(Dataset records)

■ ■ ■

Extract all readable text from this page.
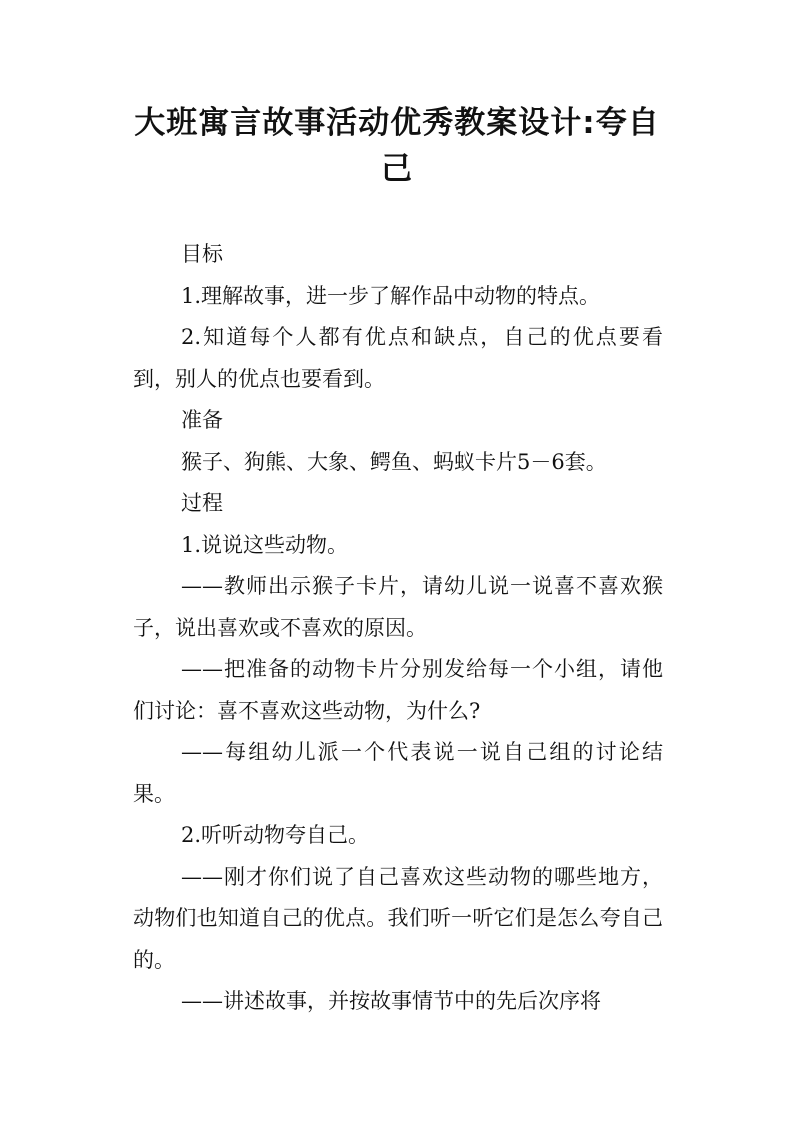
大班寓言故事活动优秀教案设计:夸自己

目标

1.理解故事，进一步了解作品中动物的特点。

2.知道每个人都有优点和缺点，自己的优点要看到，别人的优点也要看到。

准备

猴子、狗熊、大象、鳄鱼、蚂蚁卡片5－6套。

过程

1.说说这些动物。

——教师出示猴子卡片，请幼儿说一说喜不喜欢猴子，说出喜欢或不喜欢的原因。

——把准备的动物卡片分别发给每一个小组，请他们讨论：喜不喜欢这些动物，为什么?

——每组幼儿派一个代表说一说自己组的讨论结果。

2.听听动物夸自己。

——刚才你们说了自己喜欢这些动物的哪些地方，动物们也知道自己的优点。我们听一听它们是怎么夸自己的。

——讲述故事，并按故事情节中的先后次序将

■ ■ ■

Exercise objective | Keep every word of the data as it is when you write it out, but drop the pictures.

Solution |
Extract all readable text from this page.
大班寓言故事活动优秀教案设计:夸自己

目标

1.理解故事，进一步了解作品中动物的特点。

2.知道每个人都有优点和缺点，自己的优点要看到，别人的优点也要看到。

准备

猴子、狗熊、大象、鳄鱼、蚂蚁卡片5－6套。

过程

1.说说这些动物。

——教师出示猴子卡片，请幼儿说一说喜不喜欢猴子，说出喜欢或不喜欢的原因。

——把准备的动物卡片分别发给每一个小组，请他们讨论：喜不喜欢这些动物，为什么?

——每组幼儿派一个代表说一说自己组的讨论结果。

2.听听动物夸自己。

——刚才你们说了自己喜欢这些动物的哪些地方，动物们也知道自己的优点。我们听一听它们是怎么夸自己的。

——讲述故事，并按故事情节中的先后次序将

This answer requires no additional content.